Task prompt »
Without the pictures, give the entries below again exactly as written.

Stored rows »
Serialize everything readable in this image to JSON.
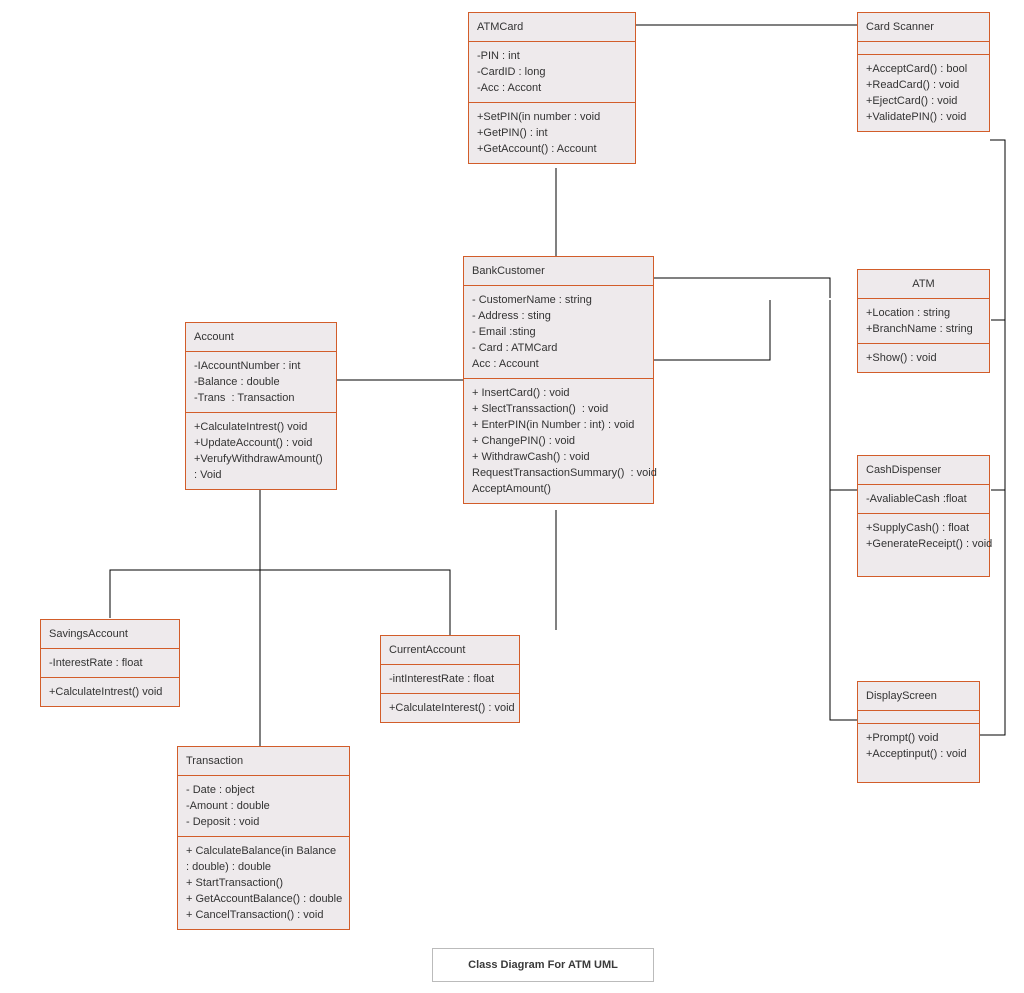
{
  "caption": "Class Diagram For ATM UML",
  "classes": {
    "atmcard": {
      "name": "ATMCard",
      "attrs": [
        "-PIN : int",
        "-CardID : long",
        "-Acc : Accont"
      ],
      "ops": [
        "+SetPIN(in number : void",
        "+GetPIN() : int",
        "+GetAccount() : Account"
      ]
    },
    "cardscanner": {
      "name": "Card Scanner",
      "attrs": [],
      "ops": [
        "+AcceptCard() : bool",
        "+ReadCard() : void",
        "+EjectCard() : void",
        "+ValidatePIN() : void"
      ]
    },
    "bankcustomer": {
      "name": "BankCustomer",
      "attrs": [
        "- CustomerName : string",
        "- Address : sting",
        "- Email :sting",
        "- Card : ATMCard",
        "Acc : Account"
      ],
      "ops": [
        "+ InsertCard() : void",
        "+ SlectTranssaction()  : void",
        "+ EnterPIN(in Number : int) : void",
        "+ ChangePIN() : void",
        "+ WithdrawCash() : void",
        "RequestTransactionSummary()  : void",
        "AcceptAmount()"
      ]
    },
    "atm": {
      "name": "ATM",
      "attrs": [
        "+Location : string",
        "+BranchName : string"
      ],
      "ops": [
        "+Show() : void"
      ]
    },
    "account": {
      "name": "Account",
      "attrs": [
        "-IAccountNumber : int",
        "-Balance : double",
        "-Trans  : Transaction"
      ],
      "ops": [
        "+CalculateIntrest() void",
        "+UpdateAccount() : void",
        "+VerufyWithdrawAmount() : Void"
      ]
    },
    "cashdispenser": {
      "name": "CashDispenser",
      "attrs": [
        "-AvaliableCash :float"
      ],
      "ops": [
        "+SupplyCash() : float",
        "+GenerateReceipt() : void"
      ]
    },
    "savings": {
      "name": "SavingsAccount",
      "attrs": [
        "-InterestRate : float"
      ],
      "ops": [
        "+CalculateIntrest() void"
      ]
    },
    "current": {
      "name": "CurrentAccount",
      "attrs": [
        "-intInterestRate : float"
      ],
      "ops": [
        "+CalculateInterest() : void"
      ]
    },
    "displayscreen": {
      "name": "DisplayScreen",
      "attrs": [],
      "ops": [
        "+Prompt() void",
        "+Acceptinput() : void"
      ]
    },
    "transaction": {
      "name": "Transaction",
      "attrs": [
        "- Date : object",
        "-Amount : double",
        "- Deposit : void"
      ],
      "ops": [
        "+ CalculateBalance(in Balance : double) : double",
        "+ StartTransaction()",
        "+ GetAccountBalance() : double",
        "+ CancelTransaction() : void"
      ]
    }
  }
}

Response to the task »
Serialize everything readable in this image to JSON.
{
  "caption": "Class Diagram For ATM UML",
  "classes": {
    "atmcard": {
      "name": "ATMCard",
      "attrs": [
        "-PIN : int",
        "-CardID : long",
        "-Acc : Accont"
      ],
      "ops": [
        "+SetPIN(in number : void",
        "+GetPIN() : int",
        "+GetAccount() : Account"
      ]
    },
    "cardscanner": {
      "name": "Card Scanner",
      "attrs": [],
      "ops": [
        "+AcceptCard() : bool",
        "+ReadCard() : void",
        "+EjectCard() : void",
        "+ValidatePIN() : void"
      ]
    },
    "bankcustomer": {
      "name": "BankCustomer",
      "attrs": [
        "- CustomerName : string",
        "- Address : sting",
        "- Email :sting",
        "- Card : ATMCard",
        "Acc : Account"
      ],
      "ops": [
        "+ InsertCard() : void",
        "+ SlectTranssaction()  : void",
        "+ EnterPIN(in Number : int) : void",
        "+ ChangePIN() : void",
        "+ WithdrawCash() : void",
        "RequestTransactionSummary()  : void",
        "AcceptAmount()"
      ]
    },
    "atm": {
      "name": "ATM",
      "attrs": [
        "+Location : string",
        "+BranchName : string"
      ],
      "ops": [
        "+Show() : void"
      ]
    },
    "account": {
      "name": "Account",
      "attrs": [
        "-IAccountNumber : int",
        "-Balance : double",
        "-Trans  : Transaction"
      ],
      "ops": [
        "+CalculateIntrest() void",
        "+UpdateAccount() : void",
        "+VerufyWithdrawAmount() : Void"
      ]
    },
    "cashdispenser": {
      "name": "CashDispenser",
      "attrs": [
        "-AvaliableCash :float"
      ],
      "ops": [
        "+SupplyCash() : float",
        "+GenerateReceipt() : void"
      ]
    },
    "savings": {
      "name": "SavingsAccount",
      "attrs": [
        "-InterestRate : float"
      ],
      "ops": [
        "+CalculateIntrest() void"
      ]
    },
    "current": {
      "name": "CurrentAccount",
      "attrs": [
        "-intInterestRate : float"
      ],
      "ops": [
        "+CalculateInterest() : void"
      ]
    },
    "displayscreen": {
      "name": "DisplayScreen",
      "attrs": [],
      "ops": [
        "+Prompt() void",
        "+Acceptinput() : void"
      ]
    },
    "transaction": {
      "name": "Transaction",
      "attrs": [
        "- Date : object",
        "-Amount : double",
        "- Deposit : void"
      ],
      "ops": [
        "+ CalculateBalance(in Balance : double) : double",
        "+ StartTransaction()",
        "+ GetAccountBalance() : double",
        "+ CancelTransaction() : void"
      ]
    }
  }
}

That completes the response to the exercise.